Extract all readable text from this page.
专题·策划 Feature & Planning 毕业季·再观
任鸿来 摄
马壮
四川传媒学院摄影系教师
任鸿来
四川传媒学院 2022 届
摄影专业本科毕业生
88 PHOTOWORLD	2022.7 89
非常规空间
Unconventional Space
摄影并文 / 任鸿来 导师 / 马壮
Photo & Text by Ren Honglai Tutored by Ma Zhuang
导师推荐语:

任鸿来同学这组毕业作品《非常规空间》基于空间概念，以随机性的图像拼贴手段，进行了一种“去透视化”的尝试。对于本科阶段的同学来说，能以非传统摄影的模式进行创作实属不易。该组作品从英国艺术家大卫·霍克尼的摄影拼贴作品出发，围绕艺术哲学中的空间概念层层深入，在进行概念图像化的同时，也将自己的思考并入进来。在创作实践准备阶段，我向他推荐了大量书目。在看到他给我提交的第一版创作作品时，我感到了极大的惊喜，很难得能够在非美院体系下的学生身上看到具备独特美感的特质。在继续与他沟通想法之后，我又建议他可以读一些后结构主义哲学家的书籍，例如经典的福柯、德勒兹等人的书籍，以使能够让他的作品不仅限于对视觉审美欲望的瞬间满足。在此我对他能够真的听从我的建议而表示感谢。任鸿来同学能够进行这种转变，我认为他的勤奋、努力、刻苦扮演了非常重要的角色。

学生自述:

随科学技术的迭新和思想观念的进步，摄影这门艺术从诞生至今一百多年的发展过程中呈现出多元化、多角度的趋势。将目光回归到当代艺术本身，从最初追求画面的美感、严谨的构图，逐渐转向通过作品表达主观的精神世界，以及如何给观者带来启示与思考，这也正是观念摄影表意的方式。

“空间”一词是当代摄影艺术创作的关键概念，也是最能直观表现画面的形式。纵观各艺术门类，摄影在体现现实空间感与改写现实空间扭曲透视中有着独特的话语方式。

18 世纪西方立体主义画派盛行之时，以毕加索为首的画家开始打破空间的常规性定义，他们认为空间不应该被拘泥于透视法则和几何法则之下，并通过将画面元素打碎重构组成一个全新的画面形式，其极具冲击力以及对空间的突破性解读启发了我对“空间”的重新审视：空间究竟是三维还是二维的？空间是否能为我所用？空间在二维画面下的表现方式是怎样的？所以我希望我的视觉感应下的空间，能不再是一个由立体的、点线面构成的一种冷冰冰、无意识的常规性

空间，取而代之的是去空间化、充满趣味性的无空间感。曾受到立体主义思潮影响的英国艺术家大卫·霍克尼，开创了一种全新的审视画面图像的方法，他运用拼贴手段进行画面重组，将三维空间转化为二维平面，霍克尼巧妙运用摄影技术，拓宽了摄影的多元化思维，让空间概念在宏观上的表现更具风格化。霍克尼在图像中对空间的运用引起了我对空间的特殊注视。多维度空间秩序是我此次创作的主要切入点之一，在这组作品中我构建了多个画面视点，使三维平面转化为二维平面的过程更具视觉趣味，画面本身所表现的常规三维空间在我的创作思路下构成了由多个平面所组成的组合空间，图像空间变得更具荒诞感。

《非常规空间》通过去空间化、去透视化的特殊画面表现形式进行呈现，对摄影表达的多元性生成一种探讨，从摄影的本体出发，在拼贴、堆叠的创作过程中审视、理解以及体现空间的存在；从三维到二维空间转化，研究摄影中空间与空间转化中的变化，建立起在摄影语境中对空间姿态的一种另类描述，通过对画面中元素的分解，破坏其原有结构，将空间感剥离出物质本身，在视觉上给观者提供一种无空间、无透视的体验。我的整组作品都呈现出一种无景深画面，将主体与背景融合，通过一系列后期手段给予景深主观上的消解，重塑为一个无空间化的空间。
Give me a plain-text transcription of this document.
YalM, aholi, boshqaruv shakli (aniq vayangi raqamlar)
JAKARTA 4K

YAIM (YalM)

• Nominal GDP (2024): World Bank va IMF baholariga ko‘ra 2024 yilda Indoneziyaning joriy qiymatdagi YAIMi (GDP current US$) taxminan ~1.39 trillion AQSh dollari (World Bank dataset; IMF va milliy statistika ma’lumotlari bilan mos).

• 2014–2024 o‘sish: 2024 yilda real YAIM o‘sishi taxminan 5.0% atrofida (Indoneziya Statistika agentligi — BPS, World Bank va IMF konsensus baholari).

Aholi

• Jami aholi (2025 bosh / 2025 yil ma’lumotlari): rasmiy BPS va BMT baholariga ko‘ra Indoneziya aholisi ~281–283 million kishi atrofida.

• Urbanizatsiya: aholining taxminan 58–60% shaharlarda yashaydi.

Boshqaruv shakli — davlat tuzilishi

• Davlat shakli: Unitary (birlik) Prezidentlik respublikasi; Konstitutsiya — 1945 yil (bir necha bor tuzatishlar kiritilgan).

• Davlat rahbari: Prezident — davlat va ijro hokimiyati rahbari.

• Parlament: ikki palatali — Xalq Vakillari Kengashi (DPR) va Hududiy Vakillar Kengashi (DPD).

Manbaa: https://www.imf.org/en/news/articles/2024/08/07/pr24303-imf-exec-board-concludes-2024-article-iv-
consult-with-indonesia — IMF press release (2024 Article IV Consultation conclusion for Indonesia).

Exercise: Transcribe the full listing above without leaving anything out.

Exercise solution:
Extract all readable text from this page.
专题·策划 Feature & Planning 毕业季·再观
任鸿来 摄
马壮
四川传媒学院摄影系教师
任鸿来
四川传媒学院 2022 届
摄影专业本科毕业生
88 PHOTOWORLD	2022.7 89
非常规空间
Unconventional Space
摄影并文 / 任鸿来 导师 / 马壮
Photo & Text by Ren Honglai Tutored by Ma Zhuang
导师推荐语:

任鸿来同学这组毕业作品《非常规空间》基于空间概念，以随机性的图像拼贴手段，进行了一种“去透视化”的尝试。对于本科阶段的同学来说，能以非传统摄影的模式进行创作实属不易。该组作品从英国艺术家大卫·霍克尼的摄影拼贴作品出发，围绕艺术哲学中的空间概念层层深入，在进行概念图像化的同时，也将自己的思考并入进来。在创作实践准备阶段，我向他推荐了大量书目。在看到他给我提交的第一版创作作品时，我感到了极大的惊喜，很难得能够在非美院体系下的学生身上看到具备独特美感的特质。在继续与他沟通想法之后，我又建议他可以读一些后结构主义哲学家的书籍，例如经典的福柯、德勒兹等人的书籍，以使能够让他的作品不仅限于对视觉审美欲望的瞬间满足。在此我对他能够真的听从我的建议而表示感谢。任鸿来同学能够进行这种转变，我认为他的勤奋、努力、刻苦扮演了非常重要的角色。

学生自述:

随科学技术的迭新和思想观念的进步，摄影这门艺术从诞生至今一百多年的发展过程中呈现出多元化、多角度的趋势。将目光回归到当代艺术本身，从最初追求画面的美感、严谨的构图，逐渐转向通过作品表达主观的精神世界，以及如何给观者带来启示与思考，这也正是观念摄影表意的方式。

“空间”一词是当代摄影艺术创作的关键概念，也是最能直观表现画面的形式。纵观各艺术门类，摄影在体现现实空间感与改写现实空间扭曲透视中有着独特的话语方式。

18 世纪西方立体主义画派盛行之时，以毕加索为首的画家开始打破空间的常规性定义，他们认为空间不应该被拘泥于透视法则和几何法则之下，并通过将画面元素打碎重构组成一个全新的画面形式，其极具冲击力以及对空间的突破性解读启发了我对“空间”的重新审视：空间究竟是三维还是二维的？空间是否能为我所用？空间在二维画面下的表现方式是怎样的？所以我希望我的视觉感应下的空间，能不再是一个由立体的、点线面构成的一种冷冰冰、无意识的常规性

空间，取而代之的是去空间化、充满趣味性的无空间感。曾受到立体主义思潮影响的英国艺术家大卫·霍克尼，开创了一种全新的审视画面图像的方法，他运用拼贴手段进行画面重组，将三维空间转化为二维平面，霍克尼巧妙运用摄影技术，拓宽了摄影的多元化思维，让空间概念在宏观上的表现更具风格化。霍克尼在图像中对空间的运用引起了我对空间的特殊注视。多维度空间秩序是我此次创作的主要切入点之一，在这组作品中我构建了多个画面视点，使三维平面转化为二维平面的过程更具视觉趣味，画面本身所表现的常规三维空间在我的创作思路下构成了由多个平面所组成的组合空间，图像空间变得更具荒诞感。

《非常规空间》通过去空间化、去透视化的特殊画面表现形式进行呈现，对摄影表达的多元性生成一种探讨，从摄影的本体出发，在拼贴、堆叠的创作过程中审视、理解以及体现空间的存在；从三维到二维空间转化，研究摄影中空间与空间转化中的变化，建立起在摄影语境中对空间姿态的一种另类描述，通过对画面中元素的分解，破坏其原有结构，将空间感剥离出物质本身，在视觉上给观者提供一种无空间、无透视的体验。我的整组作品都呈现出一种无景深画面，将主体与背景融合，通过一系列后期手段给予景深主观上的消解，重塑为一个无空间化的空间。
Give me a plain-text transcription of this document.
YalM, aholi, boshqaruv shakli (aniq vayangi raqamlar)
JAKARTA 4K

YAIM (YalM)

• Nominal GDP (2024): World Bank va IMF baholariga ko‘ra 2024 yilda Indoneziyaning joriy qiymatdagi YAIMi (GDP current US$) taxminan ~1.39 trillion AQSh dollari (World Bank dataset; IMF va milliy statistika ma’lumotlari bilan mos).

• 2014–2024 o‘sish: 2024 yilda real YAIM o‘sishi taxminan 5.0% atrofida (Indoneziya Statistika agentligi — BPS, World Bank va IMF konsensus baholari).

Aholi

• Jami aholi (2025 bosh / 2025 yil ma’lumotlari): rasmiy BPS va BMT baholariga ko‘ra Indoneziya aholisi ~281–283 million kishi atrofida.

• Urbanizatsiya: aholining taxminan 58–60% shaharlarda yashaydi.

Boshqaruv shakli — davlat tuzilishi

• Davlat shakli: Unitary (birlik) Prezidentlik respublikasi; Konstitutsiya — 1945 yil (bir necha bor tuzatishlar kiritilgan).

• Davlat rahbari: Prezident — davlat va ijro hokimiyati rahbari.

• Parlament: ikki palatali — Xalq Vakillari Kengashi (DPR) va Hududiy Vakillar Kengashi (DPD).

Manbaa: https://www.imf.org/en/news/articles/2024/08/07/pr24303-imf-exec-board-concludes-2024-article-iv-
consult-with-indonesia — IMF press release (2024 Article IV Consultation conclusion for Indonesia).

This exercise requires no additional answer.